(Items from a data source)
— start —

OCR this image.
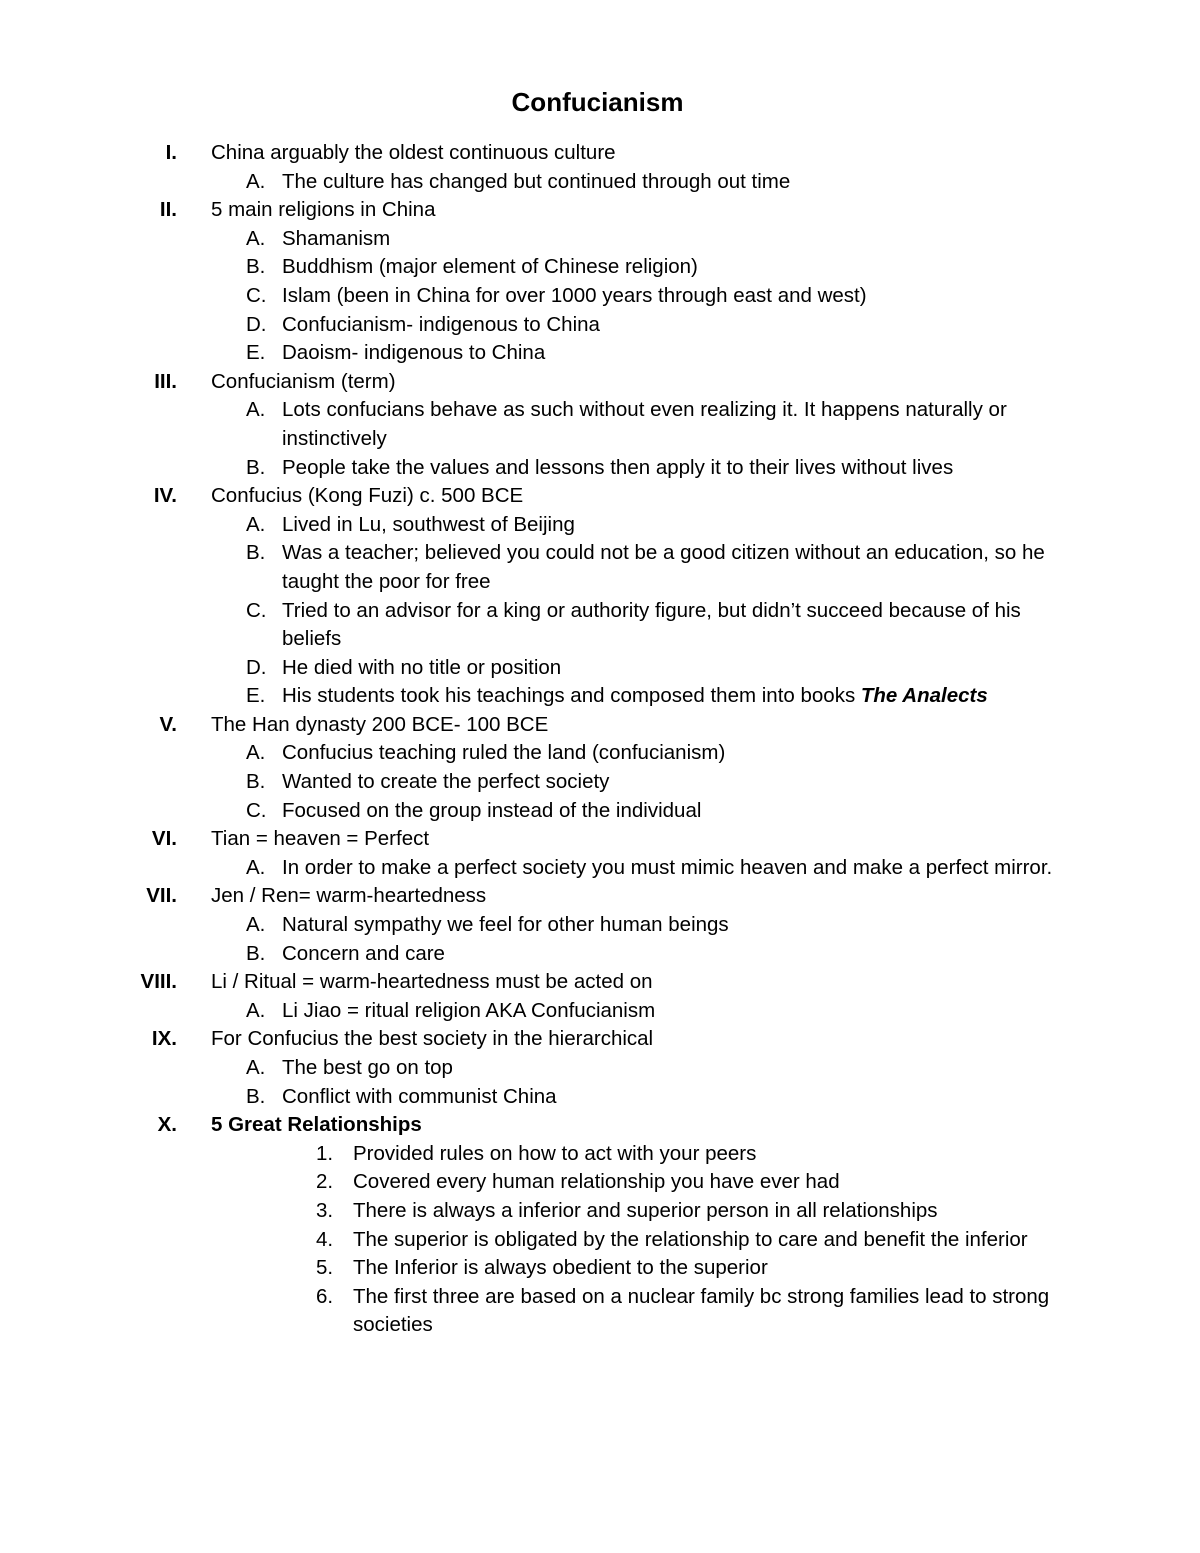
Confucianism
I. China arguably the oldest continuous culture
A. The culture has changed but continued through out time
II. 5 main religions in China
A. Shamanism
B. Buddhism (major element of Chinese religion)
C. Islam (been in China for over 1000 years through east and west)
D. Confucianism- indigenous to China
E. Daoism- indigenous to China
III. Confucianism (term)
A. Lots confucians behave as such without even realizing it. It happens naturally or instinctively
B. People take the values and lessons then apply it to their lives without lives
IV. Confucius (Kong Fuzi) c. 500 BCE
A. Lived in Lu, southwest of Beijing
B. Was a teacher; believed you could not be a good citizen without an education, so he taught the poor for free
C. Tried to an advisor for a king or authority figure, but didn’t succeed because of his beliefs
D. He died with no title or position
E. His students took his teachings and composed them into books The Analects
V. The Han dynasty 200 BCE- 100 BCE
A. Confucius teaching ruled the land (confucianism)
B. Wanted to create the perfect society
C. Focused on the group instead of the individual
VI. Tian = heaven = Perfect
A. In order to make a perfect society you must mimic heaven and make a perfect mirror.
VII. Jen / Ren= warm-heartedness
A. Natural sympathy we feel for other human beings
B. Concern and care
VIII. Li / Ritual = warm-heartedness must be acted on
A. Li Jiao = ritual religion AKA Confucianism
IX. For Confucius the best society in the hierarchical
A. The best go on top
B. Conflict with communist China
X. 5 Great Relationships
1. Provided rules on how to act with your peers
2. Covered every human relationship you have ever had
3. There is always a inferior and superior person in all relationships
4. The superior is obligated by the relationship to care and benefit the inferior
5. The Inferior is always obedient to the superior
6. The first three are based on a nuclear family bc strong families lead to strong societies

— end —

Check each line of the entries for the string "always". Copy the lines that have it.

Exercise response:
3. There is always a inferior and superior person in all relationships
5. The Inferior is always obedient to the superior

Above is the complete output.